-- PROBLEM DESCRIPTION --
The answer is one number: how many lines in the data below hold "Луценко".

########

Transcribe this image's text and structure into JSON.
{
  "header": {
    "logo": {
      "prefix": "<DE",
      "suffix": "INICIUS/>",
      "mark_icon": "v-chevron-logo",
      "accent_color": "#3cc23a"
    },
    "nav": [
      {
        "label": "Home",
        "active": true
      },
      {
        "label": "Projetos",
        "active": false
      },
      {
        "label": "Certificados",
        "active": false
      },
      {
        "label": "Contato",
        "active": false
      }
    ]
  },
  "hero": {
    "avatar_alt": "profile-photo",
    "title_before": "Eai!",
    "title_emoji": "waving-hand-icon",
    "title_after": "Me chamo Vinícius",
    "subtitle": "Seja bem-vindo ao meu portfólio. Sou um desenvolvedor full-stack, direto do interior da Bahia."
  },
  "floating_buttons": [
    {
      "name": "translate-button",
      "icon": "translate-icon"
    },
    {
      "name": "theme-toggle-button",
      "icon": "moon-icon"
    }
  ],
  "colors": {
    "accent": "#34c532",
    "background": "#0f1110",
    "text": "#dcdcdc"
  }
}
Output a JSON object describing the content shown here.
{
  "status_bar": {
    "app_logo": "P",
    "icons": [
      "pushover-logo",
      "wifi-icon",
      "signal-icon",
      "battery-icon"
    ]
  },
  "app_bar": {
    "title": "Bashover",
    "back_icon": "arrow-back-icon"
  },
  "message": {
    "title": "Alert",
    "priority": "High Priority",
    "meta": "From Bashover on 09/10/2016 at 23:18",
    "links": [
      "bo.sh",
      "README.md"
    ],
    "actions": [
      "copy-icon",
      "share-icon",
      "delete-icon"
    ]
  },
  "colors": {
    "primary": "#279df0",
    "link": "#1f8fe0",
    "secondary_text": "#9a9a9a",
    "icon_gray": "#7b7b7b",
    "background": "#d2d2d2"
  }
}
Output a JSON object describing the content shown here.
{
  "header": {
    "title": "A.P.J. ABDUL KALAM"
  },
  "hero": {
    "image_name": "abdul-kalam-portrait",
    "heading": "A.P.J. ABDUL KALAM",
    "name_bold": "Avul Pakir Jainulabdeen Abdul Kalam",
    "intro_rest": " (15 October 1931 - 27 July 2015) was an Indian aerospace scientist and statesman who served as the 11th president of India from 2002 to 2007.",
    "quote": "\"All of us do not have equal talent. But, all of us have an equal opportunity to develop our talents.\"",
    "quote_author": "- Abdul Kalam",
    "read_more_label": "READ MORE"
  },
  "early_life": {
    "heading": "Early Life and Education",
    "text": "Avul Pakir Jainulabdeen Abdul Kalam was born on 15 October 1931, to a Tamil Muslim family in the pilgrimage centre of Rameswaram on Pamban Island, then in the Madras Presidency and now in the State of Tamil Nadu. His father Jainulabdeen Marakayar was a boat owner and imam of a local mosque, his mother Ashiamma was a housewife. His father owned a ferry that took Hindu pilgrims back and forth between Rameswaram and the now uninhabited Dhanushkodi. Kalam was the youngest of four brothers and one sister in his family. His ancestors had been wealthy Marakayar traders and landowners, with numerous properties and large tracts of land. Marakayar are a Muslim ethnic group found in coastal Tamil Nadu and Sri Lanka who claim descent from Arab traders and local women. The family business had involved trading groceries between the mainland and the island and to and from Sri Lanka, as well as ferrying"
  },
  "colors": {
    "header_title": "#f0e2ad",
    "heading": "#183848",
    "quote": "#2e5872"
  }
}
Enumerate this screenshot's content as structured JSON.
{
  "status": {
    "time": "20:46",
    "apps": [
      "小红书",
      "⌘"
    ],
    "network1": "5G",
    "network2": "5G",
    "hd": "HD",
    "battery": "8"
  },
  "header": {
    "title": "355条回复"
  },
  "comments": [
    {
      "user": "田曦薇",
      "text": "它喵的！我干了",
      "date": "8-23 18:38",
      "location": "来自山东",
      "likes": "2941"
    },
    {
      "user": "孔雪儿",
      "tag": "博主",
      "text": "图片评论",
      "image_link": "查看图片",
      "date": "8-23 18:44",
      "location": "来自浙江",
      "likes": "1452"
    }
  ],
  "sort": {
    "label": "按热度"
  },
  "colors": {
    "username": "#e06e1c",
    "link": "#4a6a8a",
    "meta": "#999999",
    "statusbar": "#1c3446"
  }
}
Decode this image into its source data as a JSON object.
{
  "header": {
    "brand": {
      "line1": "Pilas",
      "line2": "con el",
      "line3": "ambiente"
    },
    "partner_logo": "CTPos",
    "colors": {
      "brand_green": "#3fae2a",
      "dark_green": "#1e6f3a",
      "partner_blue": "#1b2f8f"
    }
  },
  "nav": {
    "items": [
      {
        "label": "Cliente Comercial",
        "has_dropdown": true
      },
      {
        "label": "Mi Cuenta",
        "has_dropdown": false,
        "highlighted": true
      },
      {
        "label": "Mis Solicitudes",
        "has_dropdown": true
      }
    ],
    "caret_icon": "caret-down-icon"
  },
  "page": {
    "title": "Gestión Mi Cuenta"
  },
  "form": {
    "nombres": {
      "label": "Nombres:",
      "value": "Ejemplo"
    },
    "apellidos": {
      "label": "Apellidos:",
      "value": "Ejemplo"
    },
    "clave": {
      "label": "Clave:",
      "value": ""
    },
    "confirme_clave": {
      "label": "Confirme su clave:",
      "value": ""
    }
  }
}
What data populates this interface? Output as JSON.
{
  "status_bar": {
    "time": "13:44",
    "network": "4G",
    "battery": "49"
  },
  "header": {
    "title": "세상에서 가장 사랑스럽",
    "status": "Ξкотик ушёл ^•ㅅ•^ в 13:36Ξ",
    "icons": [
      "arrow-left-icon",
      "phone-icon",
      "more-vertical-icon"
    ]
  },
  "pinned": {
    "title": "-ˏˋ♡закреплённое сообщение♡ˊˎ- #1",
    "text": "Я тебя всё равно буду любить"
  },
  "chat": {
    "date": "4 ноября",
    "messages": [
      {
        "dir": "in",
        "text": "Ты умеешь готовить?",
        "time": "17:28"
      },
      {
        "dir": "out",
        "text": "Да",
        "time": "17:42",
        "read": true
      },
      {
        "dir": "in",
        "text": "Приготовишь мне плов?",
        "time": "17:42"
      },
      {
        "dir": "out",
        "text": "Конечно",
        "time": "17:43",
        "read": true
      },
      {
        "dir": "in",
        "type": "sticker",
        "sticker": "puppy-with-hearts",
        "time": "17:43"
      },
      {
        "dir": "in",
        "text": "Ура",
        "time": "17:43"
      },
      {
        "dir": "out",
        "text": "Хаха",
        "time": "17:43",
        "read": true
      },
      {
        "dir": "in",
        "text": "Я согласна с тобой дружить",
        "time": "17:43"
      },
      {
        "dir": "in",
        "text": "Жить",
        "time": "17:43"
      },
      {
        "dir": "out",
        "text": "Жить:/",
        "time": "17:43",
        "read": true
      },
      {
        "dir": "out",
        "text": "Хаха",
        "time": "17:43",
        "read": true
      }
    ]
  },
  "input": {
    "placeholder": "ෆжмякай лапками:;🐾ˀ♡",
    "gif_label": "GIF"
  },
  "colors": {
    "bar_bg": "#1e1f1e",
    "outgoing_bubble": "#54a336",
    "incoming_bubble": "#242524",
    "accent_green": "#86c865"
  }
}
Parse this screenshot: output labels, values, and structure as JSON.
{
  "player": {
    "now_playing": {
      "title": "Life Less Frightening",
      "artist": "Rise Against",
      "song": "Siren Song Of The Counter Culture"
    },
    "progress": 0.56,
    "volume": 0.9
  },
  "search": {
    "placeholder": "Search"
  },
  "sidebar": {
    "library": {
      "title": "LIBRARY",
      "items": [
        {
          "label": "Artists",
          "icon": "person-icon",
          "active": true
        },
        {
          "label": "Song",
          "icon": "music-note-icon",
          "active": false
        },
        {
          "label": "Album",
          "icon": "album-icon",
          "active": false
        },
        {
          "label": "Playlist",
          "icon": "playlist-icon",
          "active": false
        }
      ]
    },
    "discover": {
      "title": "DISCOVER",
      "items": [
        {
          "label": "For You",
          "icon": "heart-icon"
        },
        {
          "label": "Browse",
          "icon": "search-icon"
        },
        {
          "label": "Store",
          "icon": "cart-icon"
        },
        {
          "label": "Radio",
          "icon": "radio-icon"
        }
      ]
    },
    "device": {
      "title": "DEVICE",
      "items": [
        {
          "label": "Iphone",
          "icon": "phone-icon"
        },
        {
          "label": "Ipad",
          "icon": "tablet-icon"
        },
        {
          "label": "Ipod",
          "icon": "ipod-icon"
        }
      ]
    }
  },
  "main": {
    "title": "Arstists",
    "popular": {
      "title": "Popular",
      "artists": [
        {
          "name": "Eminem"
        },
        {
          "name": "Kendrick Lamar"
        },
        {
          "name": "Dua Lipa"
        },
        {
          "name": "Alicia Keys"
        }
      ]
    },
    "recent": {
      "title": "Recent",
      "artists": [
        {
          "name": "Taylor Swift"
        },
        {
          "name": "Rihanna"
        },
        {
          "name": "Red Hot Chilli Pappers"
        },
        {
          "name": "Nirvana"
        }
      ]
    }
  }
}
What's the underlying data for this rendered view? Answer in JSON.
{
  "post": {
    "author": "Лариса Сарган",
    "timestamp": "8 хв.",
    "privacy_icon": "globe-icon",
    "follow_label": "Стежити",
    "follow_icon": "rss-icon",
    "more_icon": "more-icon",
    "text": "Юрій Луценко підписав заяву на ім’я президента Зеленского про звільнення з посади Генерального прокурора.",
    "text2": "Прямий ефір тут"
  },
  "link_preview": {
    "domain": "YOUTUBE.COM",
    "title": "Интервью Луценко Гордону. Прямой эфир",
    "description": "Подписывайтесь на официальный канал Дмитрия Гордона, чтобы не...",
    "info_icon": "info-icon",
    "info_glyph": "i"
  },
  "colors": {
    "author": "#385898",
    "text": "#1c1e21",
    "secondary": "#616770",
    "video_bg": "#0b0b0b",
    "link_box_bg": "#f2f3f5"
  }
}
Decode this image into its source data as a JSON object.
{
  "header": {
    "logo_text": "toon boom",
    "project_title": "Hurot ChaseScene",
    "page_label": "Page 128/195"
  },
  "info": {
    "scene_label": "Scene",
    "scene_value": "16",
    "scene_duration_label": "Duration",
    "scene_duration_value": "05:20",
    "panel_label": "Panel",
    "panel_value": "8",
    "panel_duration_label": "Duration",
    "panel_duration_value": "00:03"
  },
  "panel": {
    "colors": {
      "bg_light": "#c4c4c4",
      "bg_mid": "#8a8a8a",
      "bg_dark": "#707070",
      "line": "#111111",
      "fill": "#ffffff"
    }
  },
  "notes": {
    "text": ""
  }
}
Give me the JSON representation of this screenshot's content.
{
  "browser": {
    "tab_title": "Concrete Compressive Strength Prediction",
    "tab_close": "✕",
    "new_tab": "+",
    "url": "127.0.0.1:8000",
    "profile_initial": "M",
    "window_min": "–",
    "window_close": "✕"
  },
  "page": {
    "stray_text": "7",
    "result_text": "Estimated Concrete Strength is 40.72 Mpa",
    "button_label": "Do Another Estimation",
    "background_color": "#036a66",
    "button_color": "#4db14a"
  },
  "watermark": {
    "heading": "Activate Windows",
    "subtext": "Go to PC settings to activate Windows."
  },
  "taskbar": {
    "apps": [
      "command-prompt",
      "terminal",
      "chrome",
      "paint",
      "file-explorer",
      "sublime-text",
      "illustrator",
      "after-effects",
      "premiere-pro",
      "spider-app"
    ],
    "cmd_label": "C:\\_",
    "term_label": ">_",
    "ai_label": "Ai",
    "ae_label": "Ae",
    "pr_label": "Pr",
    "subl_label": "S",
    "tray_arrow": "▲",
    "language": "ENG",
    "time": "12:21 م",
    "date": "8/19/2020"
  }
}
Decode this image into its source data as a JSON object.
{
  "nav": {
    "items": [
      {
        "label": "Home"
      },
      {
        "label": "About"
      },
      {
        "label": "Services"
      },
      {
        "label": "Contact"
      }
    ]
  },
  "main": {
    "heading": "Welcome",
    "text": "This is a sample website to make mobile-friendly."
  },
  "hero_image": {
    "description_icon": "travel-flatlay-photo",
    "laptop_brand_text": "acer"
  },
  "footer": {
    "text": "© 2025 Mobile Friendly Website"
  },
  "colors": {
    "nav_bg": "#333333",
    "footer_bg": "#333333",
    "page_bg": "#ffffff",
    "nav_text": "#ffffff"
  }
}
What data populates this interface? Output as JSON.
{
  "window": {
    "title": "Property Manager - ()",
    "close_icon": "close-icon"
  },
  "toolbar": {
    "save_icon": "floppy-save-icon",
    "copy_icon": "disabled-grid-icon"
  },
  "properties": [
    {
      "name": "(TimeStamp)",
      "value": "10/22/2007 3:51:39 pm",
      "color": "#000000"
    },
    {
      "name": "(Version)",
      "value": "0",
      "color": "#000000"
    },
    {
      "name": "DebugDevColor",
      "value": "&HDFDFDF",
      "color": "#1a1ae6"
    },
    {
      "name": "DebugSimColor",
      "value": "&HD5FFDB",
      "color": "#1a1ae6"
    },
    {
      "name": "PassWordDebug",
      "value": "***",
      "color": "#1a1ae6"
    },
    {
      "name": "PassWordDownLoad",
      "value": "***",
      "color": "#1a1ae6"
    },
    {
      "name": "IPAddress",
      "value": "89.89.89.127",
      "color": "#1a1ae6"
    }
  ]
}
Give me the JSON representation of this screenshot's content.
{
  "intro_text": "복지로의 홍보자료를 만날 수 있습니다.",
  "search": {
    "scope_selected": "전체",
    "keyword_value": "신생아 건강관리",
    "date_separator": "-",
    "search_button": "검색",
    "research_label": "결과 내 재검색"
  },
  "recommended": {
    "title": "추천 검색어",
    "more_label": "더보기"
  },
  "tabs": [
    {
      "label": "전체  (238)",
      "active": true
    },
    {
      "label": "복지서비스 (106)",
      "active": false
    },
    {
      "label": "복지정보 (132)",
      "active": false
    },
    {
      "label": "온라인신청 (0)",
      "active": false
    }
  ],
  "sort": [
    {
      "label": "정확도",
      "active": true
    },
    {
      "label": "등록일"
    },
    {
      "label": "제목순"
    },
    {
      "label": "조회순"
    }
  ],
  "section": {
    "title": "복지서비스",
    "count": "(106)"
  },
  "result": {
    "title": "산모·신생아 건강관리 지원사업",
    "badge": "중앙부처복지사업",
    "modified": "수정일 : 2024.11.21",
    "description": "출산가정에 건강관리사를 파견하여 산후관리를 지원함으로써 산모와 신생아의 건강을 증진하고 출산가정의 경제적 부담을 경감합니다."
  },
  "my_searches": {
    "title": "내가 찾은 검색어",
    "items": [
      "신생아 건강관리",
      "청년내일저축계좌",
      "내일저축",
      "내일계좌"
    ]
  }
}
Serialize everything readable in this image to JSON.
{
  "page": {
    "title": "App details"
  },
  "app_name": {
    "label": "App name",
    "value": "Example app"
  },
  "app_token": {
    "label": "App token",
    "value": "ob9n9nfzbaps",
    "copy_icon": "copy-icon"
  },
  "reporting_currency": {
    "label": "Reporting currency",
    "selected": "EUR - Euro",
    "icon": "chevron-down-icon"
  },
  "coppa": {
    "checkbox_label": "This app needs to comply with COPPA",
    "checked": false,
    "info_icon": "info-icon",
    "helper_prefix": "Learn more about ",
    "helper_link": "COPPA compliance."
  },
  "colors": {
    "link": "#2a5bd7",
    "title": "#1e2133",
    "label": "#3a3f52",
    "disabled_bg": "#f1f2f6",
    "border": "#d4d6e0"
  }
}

########

-- SOLUTION --
2